Show every line from the entries below that contains the word "Email", copying each such line in full. Case counts, so only matches with the same capitalization qualify.

-- START INPUT FOR THIS TASK --

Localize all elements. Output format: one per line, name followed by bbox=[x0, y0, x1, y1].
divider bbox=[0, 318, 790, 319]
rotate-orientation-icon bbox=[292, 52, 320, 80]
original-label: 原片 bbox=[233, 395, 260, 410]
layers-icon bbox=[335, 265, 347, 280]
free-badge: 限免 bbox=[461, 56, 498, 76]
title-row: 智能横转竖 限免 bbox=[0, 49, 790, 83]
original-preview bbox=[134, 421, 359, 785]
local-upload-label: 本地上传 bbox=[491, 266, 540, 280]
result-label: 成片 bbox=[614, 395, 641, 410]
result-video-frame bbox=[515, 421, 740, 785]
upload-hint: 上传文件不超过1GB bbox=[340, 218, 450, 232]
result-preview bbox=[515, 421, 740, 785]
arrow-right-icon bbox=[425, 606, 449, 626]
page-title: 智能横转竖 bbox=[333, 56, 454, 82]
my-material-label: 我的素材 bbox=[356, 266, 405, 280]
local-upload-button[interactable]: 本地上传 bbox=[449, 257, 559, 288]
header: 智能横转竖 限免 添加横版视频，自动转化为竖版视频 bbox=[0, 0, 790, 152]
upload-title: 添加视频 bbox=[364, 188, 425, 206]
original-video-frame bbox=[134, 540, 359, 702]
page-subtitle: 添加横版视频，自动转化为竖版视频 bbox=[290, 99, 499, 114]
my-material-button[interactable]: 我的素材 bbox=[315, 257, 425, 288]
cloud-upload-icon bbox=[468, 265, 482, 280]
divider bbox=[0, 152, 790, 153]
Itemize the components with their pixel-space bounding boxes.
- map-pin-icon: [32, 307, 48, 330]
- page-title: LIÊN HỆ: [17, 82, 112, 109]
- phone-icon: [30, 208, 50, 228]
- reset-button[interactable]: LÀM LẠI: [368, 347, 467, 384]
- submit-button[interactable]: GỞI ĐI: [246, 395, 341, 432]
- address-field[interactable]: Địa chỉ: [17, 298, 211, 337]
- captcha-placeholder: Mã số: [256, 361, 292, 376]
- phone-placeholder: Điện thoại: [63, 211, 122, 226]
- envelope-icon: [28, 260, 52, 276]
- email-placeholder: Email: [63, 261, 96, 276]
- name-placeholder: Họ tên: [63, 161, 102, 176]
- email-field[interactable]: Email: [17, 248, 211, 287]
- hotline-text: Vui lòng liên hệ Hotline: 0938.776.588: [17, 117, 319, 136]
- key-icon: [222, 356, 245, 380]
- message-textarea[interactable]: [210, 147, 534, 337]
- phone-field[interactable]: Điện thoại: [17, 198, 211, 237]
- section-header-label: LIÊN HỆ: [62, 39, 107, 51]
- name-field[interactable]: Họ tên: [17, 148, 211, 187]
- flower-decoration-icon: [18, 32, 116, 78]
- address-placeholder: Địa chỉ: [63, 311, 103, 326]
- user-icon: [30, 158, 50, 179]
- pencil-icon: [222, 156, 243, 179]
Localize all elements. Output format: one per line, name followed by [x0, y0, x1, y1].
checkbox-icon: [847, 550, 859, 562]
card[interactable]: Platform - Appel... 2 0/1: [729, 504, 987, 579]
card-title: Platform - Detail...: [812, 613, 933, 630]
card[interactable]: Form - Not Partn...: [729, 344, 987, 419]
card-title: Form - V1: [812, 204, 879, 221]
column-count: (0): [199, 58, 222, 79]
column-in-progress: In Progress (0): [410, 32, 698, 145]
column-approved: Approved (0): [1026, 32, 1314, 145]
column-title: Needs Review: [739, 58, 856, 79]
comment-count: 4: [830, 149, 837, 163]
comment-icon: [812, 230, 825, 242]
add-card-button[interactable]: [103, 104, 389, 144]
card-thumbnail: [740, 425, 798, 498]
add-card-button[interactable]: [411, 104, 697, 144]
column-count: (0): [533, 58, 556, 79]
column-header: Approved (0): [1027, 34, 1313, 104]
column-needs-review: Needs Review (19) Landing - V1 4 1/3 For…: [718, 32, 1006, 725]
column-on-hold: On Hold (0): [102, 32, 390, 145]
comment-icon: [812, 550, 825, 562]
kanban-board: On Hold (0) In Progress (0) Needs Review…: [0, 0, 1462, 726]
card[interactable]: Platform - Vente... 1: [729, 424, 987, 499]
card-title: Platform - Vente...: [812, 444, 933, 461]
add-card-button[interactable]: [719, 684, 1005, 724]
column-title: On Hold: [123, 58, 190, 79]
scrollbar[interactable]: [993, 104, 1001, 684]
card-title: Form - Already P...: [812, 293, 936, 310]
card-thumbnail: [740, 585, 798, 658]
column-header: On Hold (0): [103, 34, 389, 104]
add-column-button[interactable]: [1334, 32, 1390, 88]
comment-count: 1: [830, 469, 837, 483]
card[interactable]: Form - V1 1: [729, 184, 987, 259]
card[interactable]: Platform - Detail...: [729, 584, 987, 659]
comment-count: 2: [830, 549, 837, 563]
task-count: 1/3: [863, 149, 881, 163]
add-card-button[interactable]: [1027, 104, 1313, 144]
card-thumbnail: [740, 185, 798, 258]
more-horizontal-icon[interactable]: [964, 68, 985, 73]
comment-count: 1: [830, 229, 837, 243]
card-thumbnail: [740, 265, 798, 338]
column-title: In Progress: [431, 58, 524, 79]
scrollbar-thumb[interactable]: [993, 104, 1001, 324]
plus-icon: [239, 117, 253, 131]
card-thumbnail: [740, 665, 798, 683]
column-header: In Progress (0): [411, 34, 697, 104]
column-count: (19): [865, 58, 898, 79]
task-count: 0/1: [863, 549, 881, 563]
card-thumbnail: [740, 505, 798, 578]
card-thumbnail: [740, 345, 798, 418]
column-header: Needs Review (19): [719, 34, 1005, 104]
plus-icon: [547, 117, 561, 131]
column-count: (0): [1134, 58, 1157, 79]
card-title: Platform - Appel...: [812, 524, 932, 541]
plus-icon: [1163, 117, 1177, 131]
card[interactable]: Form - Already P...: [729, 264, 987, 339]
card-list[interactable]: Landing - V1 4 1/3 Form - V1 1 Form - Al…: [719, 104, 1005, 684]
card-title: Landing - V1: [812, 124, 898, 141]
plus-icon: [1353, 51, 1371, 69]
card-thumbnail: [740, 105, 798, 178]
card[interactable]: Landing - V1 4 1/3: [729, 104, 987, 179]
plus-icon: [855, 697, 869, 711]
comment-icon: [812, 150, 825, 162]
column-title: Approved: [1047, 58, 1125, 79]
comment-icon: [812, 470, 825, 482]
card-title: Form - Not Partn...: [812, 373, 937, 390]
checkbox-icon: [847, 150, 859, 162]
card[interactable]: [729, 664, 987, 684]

-- END INPUT FOR THIS TASK --

**FINISHED TASK:**
- email-placeholder: Email: [63, 261, 96, 276]
- email-field[interactable]: Email: [17, 248, 211, 287]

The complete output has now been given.